Extracted data entries:
* * *
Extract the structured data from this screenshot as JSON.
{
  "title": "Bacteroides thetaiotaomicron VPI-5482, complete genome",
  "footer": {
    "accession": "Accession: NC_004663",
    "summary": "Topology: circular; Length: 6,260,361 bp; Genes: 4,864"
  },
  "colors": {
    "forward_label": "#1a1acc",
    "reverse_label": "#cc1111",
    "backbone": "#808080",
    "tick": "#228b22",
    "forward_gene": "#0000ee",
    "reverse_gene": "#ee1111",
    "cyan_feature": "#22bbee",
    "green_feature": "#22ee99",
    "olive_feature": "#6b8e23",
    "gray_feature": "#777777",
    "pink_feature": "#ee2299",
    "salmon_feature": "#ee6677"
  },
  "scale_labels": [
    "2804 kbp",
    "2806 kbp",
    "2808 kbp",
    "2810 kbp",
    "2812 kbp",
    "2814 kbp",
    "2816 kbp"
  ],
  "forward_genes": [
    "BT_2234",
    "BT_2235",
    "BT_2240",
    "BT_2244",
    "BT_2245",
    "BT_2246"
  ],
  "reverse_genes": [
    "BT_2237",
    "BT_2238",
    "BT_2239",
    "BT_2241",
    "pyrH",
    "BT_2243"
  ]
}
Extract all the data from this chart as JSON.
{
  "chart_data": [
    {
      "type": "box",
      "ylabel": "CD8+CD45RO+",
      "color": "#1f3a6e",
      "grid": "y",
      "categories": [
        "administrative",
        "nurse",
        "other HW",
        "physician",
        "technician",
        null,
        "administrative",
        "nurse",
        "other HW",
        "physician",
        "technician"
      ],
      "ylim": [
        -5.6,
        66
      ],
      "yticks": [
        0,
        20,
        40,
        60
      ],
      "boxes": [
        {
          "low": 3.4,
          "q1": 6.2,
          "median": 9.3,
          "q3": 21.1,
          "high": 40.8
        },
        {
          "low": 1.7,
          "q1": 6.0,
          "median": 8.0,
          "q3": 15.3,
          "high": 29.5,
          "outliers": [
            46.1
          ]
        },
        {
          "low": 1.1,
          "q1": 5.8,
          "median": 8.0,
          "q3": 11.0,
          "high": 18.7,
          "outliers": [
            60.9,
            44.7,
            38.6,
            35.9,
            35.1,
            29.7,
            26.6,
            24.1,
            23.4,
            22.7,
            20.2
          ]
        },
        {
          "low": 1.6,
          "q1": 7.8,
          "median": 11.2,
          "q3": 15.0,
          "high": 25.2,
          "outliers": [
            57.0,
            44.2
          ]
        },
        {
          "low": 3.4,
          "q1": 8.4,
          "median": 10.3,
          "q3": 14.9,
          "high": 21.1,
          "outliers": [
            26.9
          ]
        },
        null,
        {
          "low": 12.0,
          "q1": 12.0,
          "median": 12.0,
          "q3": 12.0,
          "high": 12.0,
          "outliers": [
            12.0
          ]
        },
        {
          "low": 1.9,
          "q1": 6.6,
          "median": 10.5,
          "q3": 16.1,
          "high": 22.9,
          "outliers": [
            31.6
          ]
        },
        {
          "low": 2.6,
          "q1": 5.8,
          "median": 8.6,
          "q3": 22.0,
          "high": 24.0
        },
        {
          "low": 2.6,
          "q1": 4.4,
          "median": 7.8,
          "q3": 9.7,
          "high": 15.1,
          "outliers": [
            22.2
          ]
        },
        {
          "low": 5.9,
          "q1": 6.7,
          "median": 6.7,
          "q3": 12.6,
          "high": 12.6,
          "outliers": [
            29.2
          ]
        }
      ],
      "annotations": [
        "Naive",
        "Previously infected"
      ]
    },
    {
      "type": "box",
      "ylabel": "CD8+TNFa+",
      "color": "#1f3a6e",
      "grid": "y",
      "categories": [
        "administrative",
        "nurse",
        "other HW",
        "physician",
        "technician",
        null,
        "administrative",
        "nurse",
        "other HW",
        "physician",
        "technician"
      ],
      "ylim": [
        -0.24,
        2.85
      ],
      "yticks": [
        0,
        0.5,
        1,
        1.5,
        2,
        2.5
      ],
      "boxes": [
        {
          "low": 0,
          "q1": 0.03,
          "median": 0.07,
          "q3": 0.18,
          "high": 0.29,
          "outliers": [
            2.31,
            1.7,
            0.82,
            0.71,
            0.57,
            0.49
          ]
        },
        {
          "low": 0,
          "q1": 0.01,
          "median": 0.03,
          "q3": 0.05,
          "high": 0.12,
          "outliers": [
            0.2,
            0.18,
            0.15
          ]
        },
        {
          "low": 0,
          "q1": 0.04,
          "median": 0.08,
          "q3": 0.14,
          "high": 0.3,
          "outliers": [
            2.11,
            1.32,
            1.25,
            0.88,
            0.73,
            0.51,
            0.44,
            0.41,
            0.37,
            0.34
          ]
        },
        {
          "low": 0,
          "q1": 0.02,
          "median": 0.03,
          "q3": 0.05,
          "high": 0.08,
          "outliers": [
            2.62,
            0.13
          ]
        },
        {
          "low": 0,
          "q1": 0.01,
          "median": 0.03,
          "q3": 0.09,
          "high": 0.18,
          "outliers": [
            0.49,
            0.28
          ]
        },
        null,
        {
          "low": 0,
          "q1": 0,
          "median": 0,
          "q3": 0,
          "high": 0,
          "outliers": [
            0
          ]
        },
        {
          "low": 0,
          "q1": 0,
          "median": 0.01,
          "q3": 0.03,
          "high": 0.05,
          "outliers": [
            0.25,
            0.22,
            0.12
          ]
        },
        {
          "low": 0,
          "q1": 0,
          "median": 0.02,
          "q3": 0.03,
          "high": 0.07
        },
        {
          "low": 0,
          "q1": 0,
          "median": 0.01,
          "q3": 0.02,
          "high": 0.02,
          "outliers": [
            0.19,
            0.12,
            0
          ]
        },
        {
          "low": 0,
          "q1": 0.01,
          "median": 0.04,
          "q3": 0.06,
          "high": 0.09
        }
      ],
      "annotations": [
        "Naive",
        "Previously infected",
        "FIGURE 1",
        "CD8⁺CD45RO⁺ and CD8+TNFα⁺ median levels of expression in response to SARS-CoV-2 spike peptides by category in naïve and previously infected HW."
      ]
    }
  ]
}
* * *
(EXERCISE INSTRUCTIONS) Only a number is wanted here: the tally of lines in the entries that include the word "JSON".

(TASK RESULT) 2